▸ PASSAGE GIVEN
[Date Prev][Date Next][Thread Prev][Thread Next][Date Index][Thread Index]

[HTCondor-users] Machine classadd inside SYSTEM_PERIODIC_HOLD ?



We have startd nodes with differing hardware specs and especially disks (different each time we purchase them, that is to say : each year)

On some old nodes, we have 2 x 250GB disks , on latest ones we have 3x1TB disks.


In order to prevent machines from jobs, we set a SYSTEM_PERIODIC_HOLD that takes into account the job disk usage, and it’s working well… but it’s very restrictive because of those 250GB nodes.


I therefore am trying to set a periodic hold that’s generous where machines have more disks, and more restrictive when they don’t.

Jobs we receive are grid jobs, and there’s no disk requirement that’s sent.


I tried to define the hold _expression_ so that it would use the machine disks size to compute a reasonable value that could exceed the per job core limit we usually define (25 GB now per core), but it seems machine classads are not defined while evaluating the hold expressions.

I.E, the shadow debug logs show :


#for : MAX_DISK_KB   = debug( TARGET.TotalDisk / TARGET.TotalCpus )

#and then


   (JobStatus == 1 || JobStatus == 2) && ((DiskUsage > $(MAX_DISK_KB) || ResidentSetSize > JobMemoryLimit * 2 ))


The shadow logs give :


1592996884 2020/06/24 13:08:04 (83.0) (1308254): Classad debug: [0.00215ms] TARGET --> UNDEFINED

1592996884 2020/06/24 13:08:04 (83.0) (1308254): Classad debug: [0.10014ms] TARGET.TotalCpus --> UNDEFINED

1592996884 2020/06/24 13:08:04 (83.0) (1308254): Classad debug: [0.55599ms] TARGET.TotalDisk / TARGET.TotalCpus --> UNDEFINED


ð  Question : would there be a “simple” way to get this working ? Any way to get Machine classadds available while evaluating SYSTEM_PERIODIC_HOLD ?


Off course we could get rid of those 250GB disks and node, but for now we are still coping with them, and we’ll face the same issue over and over again, when new machines have say 3*3TB NVME disks or whatever…


Thanks && regards

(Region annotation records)

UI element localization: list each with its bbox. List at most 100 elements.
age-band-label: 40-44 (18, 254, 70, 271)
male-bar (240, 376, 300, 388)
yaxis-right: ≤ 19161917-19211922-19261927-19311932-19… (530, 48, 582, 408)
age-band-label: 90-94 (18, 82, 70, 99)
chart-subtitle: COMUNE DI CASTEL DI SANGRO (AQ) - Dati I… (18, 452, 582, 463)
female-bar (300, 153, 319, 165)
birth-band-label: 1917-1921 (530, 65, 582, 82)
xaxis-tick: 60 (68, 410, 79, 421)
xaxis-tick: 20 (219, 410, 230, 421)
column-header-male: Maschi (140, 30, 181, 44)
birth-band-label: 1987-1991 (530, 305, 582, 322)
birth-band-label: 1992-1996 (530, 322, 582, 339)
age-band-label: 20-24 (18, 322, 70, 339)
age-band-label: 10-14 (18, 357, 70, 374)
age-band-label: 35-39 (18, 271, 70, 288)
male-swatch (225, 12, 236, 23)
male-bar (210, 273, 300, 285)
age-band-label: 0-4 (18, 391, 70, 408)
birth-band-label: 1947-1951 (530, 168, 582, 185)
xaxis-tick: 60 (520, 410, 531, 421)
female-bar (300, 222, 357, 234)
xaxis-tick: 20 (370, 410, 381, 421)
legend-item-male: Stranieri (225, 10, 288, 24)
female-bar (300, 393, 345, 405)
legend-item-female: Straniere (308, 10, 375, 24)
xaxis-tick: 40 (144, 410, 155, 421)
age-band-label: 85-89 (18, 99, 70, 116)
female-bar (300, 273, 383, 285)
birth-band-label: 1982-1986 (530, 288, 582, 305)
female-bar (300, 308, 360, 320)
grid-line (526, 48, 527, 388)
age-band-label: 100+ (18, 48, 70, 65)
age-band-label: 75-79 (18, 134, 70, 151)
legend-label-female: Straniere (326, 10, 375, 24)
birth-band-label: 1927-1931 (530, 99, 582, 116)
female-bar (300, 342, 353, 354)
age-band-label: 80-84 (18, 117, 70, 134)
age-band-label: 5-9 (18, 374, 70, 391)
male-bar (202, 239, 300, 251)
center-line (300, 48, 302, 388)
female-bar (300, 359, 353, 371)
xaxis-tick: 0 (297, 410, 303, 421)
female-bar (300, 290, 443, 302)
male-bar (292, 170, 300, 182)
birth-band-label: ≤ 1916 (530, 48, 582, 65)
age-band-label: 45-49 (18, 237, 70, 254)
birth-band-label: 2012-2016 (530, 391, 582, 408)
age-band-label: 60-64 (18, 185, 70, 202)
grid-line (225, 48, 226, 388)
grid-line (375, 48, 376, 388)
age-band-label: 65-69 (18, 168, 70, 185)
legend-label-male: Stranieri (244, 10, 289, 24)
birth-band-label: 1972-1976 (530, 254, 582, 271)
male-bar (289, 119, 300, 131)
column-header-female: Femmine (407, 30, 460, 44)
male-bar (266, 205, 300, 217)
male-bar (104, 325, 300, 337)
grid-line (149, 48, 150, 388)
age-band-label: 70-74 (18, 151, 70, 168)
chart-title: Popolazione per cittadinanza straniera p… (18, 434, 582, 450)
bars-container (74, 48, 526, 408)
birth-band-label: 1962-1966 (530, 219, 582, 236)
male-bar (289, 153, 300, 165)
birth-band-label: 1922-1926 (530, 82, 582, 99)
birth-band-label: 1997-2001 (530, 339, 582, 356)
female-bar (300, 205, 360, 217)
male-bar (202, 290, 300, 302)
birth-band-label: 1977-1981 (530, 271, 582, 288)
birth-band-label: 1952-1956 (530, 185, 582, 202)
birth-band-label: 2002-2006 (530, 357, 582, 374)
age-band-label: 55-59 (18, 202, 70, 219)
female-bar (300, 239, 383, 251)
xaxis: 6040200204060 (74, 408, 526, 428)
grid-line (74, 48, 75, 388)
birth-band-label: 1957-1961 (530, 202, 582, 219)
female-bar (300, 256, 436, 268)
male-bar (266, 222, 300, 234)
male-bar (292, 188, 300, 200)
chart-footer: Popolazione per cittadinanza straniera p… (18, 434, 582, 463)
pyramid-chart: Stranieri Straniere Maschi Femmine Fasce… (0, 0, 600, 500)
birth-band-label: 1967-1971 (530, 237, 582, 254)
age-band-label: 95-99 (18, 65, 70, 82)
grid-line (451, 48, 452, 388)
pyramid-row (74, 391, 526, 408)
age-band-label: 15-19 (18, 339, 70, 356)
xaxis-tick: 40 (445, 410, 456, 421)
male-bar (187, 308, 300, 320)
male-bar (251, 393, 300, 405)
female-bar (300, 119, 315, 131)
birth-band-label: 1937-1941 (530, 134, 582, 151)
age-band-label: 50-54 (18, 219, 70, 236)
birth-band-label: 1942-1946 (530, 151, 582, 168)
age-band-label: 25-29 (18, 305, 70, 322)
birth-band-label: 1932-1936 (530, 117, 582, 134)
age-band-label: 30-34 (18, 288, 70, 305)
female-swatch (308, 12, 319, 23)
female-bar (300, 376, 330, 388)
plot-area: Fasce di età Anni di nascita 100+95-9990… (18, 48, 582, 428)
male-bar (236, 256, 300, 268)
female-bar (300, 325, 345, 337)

▸ TASKS AND EXERCISES
1 - Reproduce the section of the HTCondor mailing-list post that opens with the words containing "On some old" and closes with "the hold expressions.".
2 - From the shadow log lines quoted in the HTCondor mailing-list post, list each expression reported as evaluating to UNDEFINED.

▸ TASK RESPONSES
1 -
On some old nodes, we have 2 x 250GB disks , on latest ones we have 3x1TB disks.


In order to prevent machines from jobs, we set a SYSTEM_PERIODIC_HOLD that takes into account the job disk usage, and it’s working well… but it’s very restrictive because of those 250GB nodes.


I therefore am trying to set a periodic hold that’s generous where machines have more disks, and more restrictive when they don’t.

Jobs we receive are grid jobs, and there’s no disk requirement that’s sent.


I tried to define the hold _expression_ so that it would use the machine disks size to compute a reasonable value that could exceed the per job core limit we usually define (25 GB now per core), but it seems machine classads are not defined while evaluating the hold expressions.

2 -
- TARGET
- TARGET.TotalCpus
- TARGET.TotalDisk / TARGET.TotalCpus